- [Task requirements] Repeat the records below exactly, leaving out any pictures.

Entries with figure data:
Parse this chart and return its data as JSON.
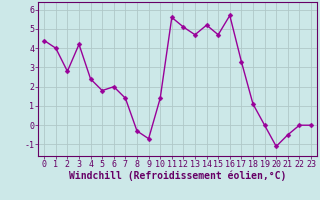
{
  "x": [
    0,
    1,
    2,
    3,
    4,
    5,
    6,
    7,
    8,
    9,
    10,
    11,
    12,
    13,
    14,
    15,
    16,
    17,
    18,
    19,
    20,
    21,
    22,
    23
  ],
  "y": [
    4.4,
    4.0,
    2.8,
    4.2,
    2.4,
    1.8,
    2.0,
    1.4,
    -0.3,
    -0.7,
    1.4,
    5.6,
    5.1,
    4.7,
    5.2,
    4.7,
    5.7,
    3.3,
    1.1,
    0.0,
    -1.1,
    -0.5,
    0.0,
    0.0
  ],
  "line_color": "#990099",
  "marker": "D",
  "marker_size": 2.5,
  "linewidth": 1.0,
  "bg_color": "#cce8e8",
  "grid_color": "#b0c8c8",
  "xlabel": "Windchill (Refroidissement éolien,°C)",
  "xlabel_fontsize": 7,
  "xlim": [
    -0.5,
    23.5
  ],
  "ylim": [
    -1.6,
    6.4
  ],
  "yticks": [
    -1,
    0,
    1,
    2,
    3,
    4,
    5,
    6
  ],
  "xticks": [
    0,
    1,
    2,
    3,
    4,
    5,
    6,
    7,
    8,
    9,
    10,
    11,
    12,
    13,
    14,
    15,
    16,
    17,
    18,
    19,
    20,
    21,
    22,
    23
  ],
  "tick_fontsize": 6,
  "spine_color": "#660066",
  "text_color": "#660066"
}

- [Completed task]
Parse this chart and return its data as JSON.
{
  "x": [
    0,
    1,
    2,
    3,
    4,
    5,
    6,
    7,
    8,
    9,
    10,
    11,
    12,
    13,
    14,
    15,
    16,
    17,
    18,
    19,
    20,
    21,
    22,
    23
  ],
  "y": [
    4.4,
    4.0,
    2.8,
    4.2,
    2.4,
    1.8,
    2.0,
    1.4,
    -0.3,
    -0.7,
    1.4,
    5.6,
    5.1,
    4.7,
    5.2,
    4.7,
    5.7,
    3.3,
    1.1,
    0.0,
    -1.1,
    -0.5,
    0.0,
    0.0
  ],
  "line_color": "#990099",
  "marker": "D",
  "marker_size": 2.5,
  "linewidth": 1.0,
  "bg_color": "#cce8e8",
  "grid_color": "#b0c8c8",
  "xlabel": "Windchill (Refroidissement éolien,°C)",
  "xlabel_fontsize": 7,
  "xlim": [
    -0.5,
    23.5
  ],
  "ylim": [
    -1.6,
    6.4
  ],
  "yticks": [
    -1,
    0,
    1,
    2,
    3,
    4,
    5,
    6
  ],
  "xticks": [
    0,
    1,
    2,
    3,
    4,
    5,
    6,
    7,
    8,
    9,
    10,
    11,
    12,
    13,
    14,
    15,
    16,
    17,
    18,
    19,
    20,
    21,
    22,
    23
  ],
  "tick_fontsize": 6,
  "spine_color": "#660066",
  "text_color": "#660066"
}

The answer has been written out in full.